═════ EXTRACTED DATA ═════
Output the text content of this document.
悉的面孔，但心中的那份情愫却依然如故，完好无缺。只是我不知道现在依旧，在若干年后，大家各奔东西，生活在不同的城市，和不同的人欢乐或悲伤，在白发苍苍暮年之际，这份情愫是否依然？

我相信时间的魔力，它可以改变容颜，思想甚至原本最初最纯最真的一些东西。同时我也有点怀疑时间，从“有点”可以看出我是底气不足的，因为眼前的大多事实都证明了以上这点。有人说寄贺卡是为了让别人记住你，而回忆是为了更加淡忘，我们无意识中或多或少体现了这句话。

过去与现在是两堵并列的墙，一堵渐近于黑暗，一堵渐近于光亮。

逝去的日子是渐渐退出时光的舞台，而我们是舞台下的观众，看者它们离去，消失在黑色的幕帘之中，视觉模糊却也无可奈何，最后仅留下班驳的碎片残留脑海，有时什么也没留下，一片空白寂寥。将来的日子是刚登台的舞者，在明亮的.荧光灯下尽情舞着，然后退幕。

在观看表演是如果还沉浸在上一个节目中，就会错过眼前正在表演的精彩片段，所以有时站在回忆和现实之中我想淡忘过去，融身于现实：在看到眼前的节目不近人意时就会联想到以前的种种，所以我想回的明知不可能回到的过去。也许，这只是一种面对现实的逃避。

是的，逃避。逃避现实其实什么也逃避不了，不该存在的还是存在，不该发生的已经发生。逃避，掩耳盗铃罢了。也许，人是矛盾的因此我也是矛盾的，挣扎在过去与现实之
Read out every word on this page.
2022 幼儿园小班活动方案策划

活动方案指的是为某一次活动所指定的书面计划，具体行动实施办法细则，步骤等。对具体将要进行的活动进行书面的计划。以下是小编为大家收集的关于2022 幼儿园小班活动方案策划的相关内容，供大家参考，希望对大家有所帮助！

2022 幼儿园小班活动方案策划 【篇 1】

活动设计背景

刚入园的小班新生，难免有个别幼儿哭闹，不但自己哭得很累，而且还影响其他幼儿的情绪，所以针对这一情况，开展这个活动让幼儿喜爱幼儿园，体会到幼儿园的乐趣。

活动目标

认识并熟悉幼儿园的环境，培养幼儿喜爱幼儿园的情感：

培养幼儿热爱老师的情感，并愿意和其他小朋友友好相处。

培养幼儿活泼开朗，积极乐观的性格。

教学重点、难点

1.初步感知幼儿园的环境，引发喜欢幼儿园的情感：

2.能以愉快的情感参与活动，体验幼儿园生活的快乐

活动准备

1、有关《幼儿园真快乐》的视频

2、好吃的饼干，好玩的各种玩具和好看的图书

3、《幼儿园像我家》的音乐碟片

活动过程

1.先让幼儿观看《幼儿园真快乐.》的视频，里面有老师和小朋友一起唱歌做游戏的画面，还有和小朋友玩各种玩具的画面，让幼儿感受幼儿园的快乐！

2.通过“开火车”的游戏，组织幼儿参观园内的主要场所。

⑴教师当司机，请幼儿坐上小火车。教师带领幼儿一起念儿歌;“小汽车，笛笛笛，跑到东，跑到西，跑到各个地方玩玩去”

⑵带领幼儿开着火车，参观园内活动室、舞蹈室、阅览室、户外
═════
# WHAT IS BEING ASKED
Locate each line with the word "this" and copy it.

# OUTPUT OF THE TASK
Output the text content of this document.
Read out every word on this page.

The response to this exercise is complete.